Part of a data file:
####################
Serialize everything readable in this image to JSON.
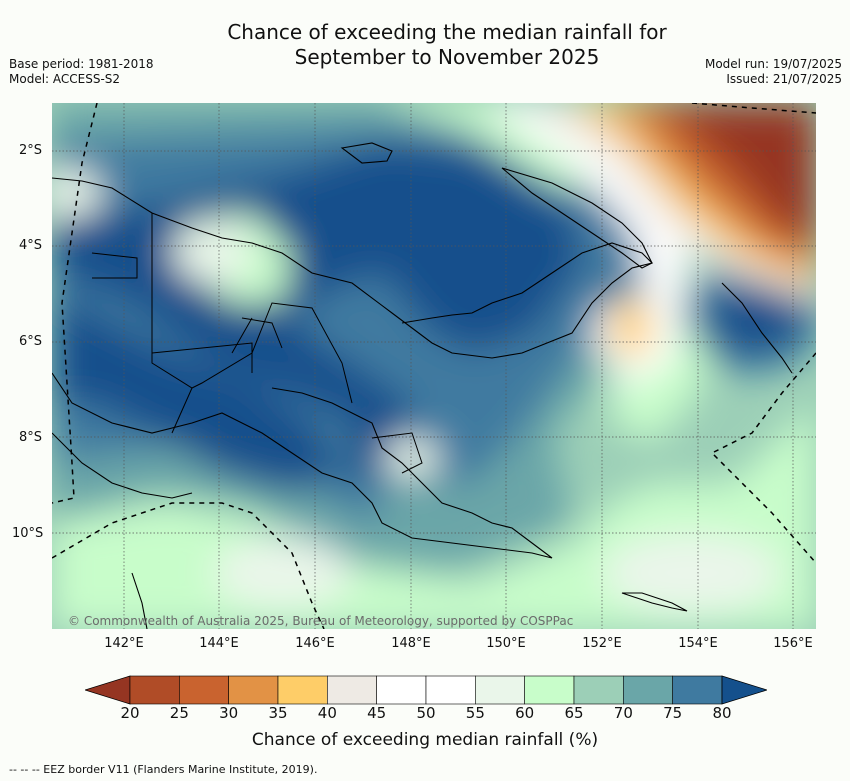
{
  "header": {
    "title_line1": "Chance of exceeding the median rainfall for",
    "title_line2": "September to November 2025",
    "base_period": "Base period: 1981-2018",
    "model": "Model: ACCESS-S2",
    "model_run": "Model run: 19/07/2025",
    "issued": "Issued: 21/07/2025"
  },
  "map": {
    "lat_labels": [
      "2°S",
      "4°S",
      "6°S",
      "8°S",
      "10°S"
    ],
    "lon_labels": [
      "142°E",
      "144°E",
      "146°E",
      "148°E",
      "150°E",
      "152°E",
      "154°E",
      "156°E"
    ],
    "copyright": "© Commonwealth of Australia 2025, Bureau of Meteorology, supported by COSPPac",
    "colors": {
      "dark_blue": "#14508c",
      "blue": "#3f7aa0",
      "teal": "#6aa6a8",
      "sea_green": "#9ccfb7",
      "light_green": "#c8fdca",
      "pale": "#eaf6ea",
      "white": "#ffffff",
      "grey": "#eeeae4",
      "yellow": "#fecd68",
      "orange": "#e29245",
      "dark_orange": "#c9632f",
      "rust": "#b04c27",
      "brown": "#953522"
    }
  },
  "colorbar": {
    "ticks": [
      "20",
      "25",
      "30",
      "35",
      "40",
      "45",
      "50",
      "55",
      "60",
      "65",
      "70",
      "75",
      "80"
    ],
    "colors": [
      "#b04c27",
      "#c9632f",
      "#e29245",
      "#fecd68",
      "#eeeae4",
      "#ffffff",
      "#ffffff",
      "#eaf6ea",
      "#c8fdca",
      "#9ccfb7",
      "#6aa6a8",
      "#3f7aa0"
    ],
    "low_color": "#953522",
    "high_color": "#14508c",
    "label": "Chance of exceeding median rainfall (%)"
  },
  "legend": {
    "eez": "--  --  -- EEZ border V11 (Flanders Marine Institute, 2019)."
  }
}
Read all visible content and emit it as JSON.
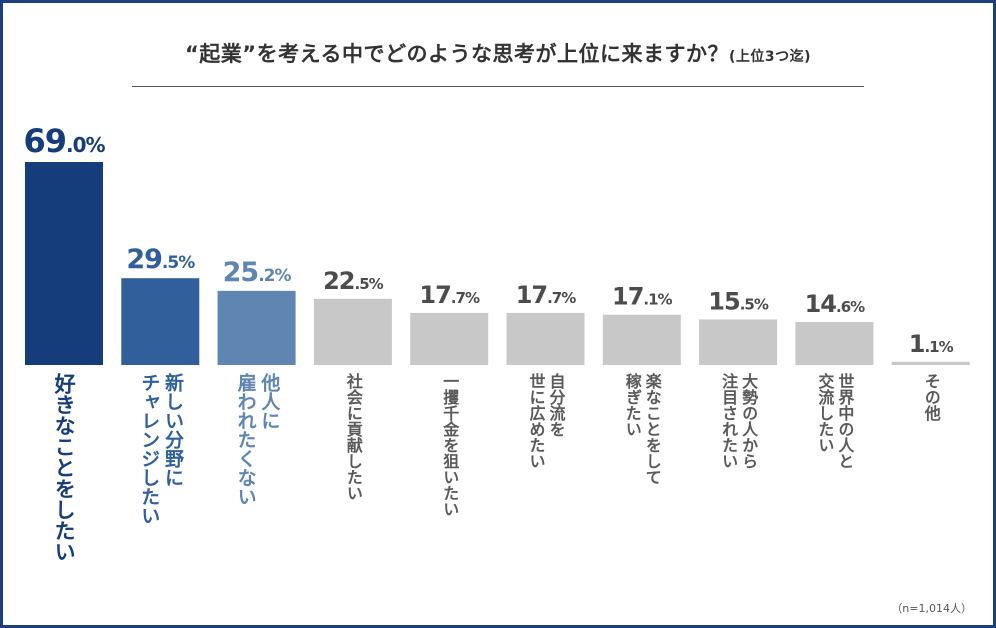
####################
Task to carry out: Without the pictures, return the entries exactly as they appear.

In response:
Serialize everything readable in this image to JSON.
{
  "header": {
    "title_line1": "Chance of exceeding the median rainfall for",
    "title_line2": "September to November 2025",
    "base_period": "Base period: 1981-2018",
    "model": "Model: ACCESS-S2",
    "model_run": "Model run: 19/07/2025",
    "issued": "Issued: 21/07/2025"
  },
  "map": {
    "lat_labels": [
      "2°S",
      "4°S",
      "6°S",
      "8°S",
      "10°S"
    ],
    "lon_labels": [
      "142°E",
      "144°E",
      "146°E",
      "148°E",
      "150°E",
      "152°E",
      "154°E",
      "156°E"
    ],
    "copyright": "© Commonwealth of Australia 2025, Bureau of Meteorology, supported by COSPPac",
    "colors": {
      "dark_blue": "#14508c",
      "blue": "#3f7aa0",
      "teal": "#6aa6a8",
      "sea_green": "#9ccfb7",
      "light_green": "#c8fdca",
      "pale": "#eaf6ea",
      "white": "#ffffff",
      "grey": "#eeeae4",
      "yellow": "#fecd68",
      "orange": "#e29245",
      "dark_orange": "#c9632f",
      "rust": "#b04c27",
      "brown": "#953522"
    }
  },
  "colorbar": {
    "ticks": [
      "20",
      "25",
      "30",
      "35",
      "40",
      "45",
      "50",
      "55",
      "60",
      "65",
      "70",
      "75",
      "80"
    ],
    "colors": [
      "#b04c27",
      "#c9632f",
      "#e29245",
      "#fecd68",
      "#eeeae4",
      "#ffffff",
      "#ffffff",
      "#eaf6ea",
      "#c8fdca",
      "#9ccfb7",
      "#6aa6a8",
      "#3f7aa0"
    ],
    "low_color": "#953522",
    "high_color": "#14508c",
    "label": "Chance of exceeding median rainfall (%)"
  },
  "legend": {
    "eez": "--  --  -- EEZ border V11 (Flanders Marine Institute, 2019)."
  }
}
Read all visible content and emit it as JSON.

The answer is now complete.